TASK TO CARRY OUT:
For the data below, work out how many lines contain the word "Target" and supply only that number.

[Dataset rows about figures]

* * * * * * * * *

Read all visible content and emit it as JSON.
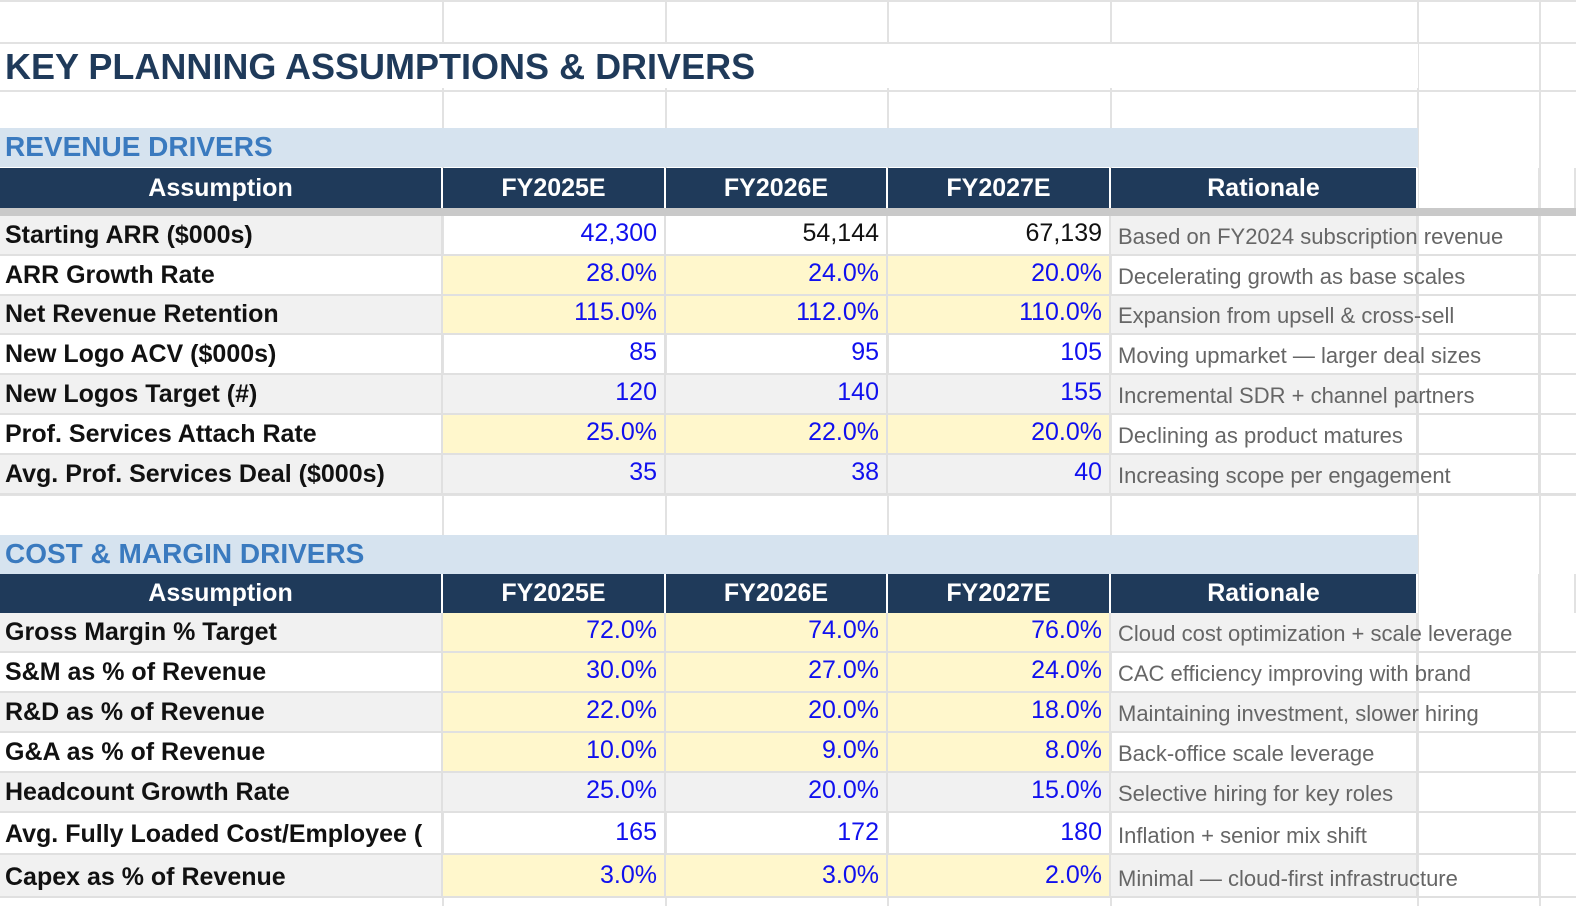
{
  "title": "KEY PLANNING ASSUMPTIONS & DRIVERS",
  "colors": {
    "header_bg": "#1f3a5a",
    "section_bg": "#d6e3ef",
    "section_text": "#3a7abf",
    "input_text": "#1010ee",
    "input_fill": "#fff7cc"
  },
  "columns": [
    "Assumption",
    "FY2025E",
    "FY2026E",
    "FY2027E",
    "Rationale"
  ],
  "revenue": {
    "title": "REVENUE DRIVERS",
    "rows": [
      {
        "label": "Starting ARR ($000s)",
        "values": [
          "42,300",
          "54,144",
          "67,139"
        ],
        "rationale": "Based on FY2024 subscription revenue"
      },
      {
        "label": "ARR Growth Rate",
        "values": [
          "28.0%",
          "24.0%",
          "20.0%"
        ],
        "rationale": "Decelerating growth as base scales"
      },
      {
        "label": "Net Revenue Retention",
        "values": [
          "115.0%",
          "112.0%",
          "110.0%"
        ],
        "rationale": "Expansion from upsell & cross-sell"
      },
      {
        "label": "New Logo ACV ($000s)",
        "values": [
          "85",
          "95",
          "105"
        ],
        "rationale": "Moving upmarket — larger deal sizes"
      },
      {
        "label": "New Logos Target (#)",
        "values": [
          "120",
          "140",
          "155"
        ],
        "rationale": "Incremental SDR + channel partners"
      },
      {
        "label": "Prof. Services Attach Rate",
        "values": [
          "25.0%",
          "22.0%",
          "20.0%"
        ],
        "rationale": "Declining as product matures"
      },
      {
        "label": "Avg. Prof. Services Deal ($000s)",
        "values": [
          "35",
          "38",
          "40"
        ],
        "rationale": "Increasing scope per engagement"
      }
    ]
  },
  "cost": {
    "title": "COST & MARGIN DRIVERS",
    "rows": [
      {
        "label": "Gross Margin % Target",
        "values": [
          "72.0%",
          "74.0%",
          "76.0%"
        ],
        "rationale": "Cloud cost optimization + scale leverage"
      },
      {
        "label": "S&M as % of Revenue",
        "values": [
          "30.0%",
          "27.0%",
          "24.0%"
        ],
        "rationale": "CAC efficiency improving with brand"
      },
      {
        "label": "R&D as % of Revenue",
        "values": [
          "22.0%",
          "20.0%",
          "18.0%"
        ],
        "rationale": "Maintaining investment, slower hiring"
      },
      {
        "label": "G&A as % of Revenue",
        "values": [
          "10.0%",
          "9.0%",
          "8.0%"
        ],
        "rationale": "Back-office scale leverage"
      },
      {
        "label": "Headcount Growth Rate",
        "values": [
          "25.0%",
          "20.0%",
          "15.0%"
        ],
        "rationale": "Selective hiring for key roles"
      },
      {
        "label": "Avg. Fully Loaded Cost/Employee (",
        "values": [
          "165",
          "172",
          "180"
        ],
        "rationale": "Inflation + senior mix shift"
      },
      {
        "label": "Capex as % of Revenue",
        "values": [
          "3.0%",
          "3.0%",
          "2.0%"
        ],
        "rationale": "Minimal — cloud-first infrastructure"
      }
    ]
  }
}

* * * * * * * * *

TASK RESULT:
2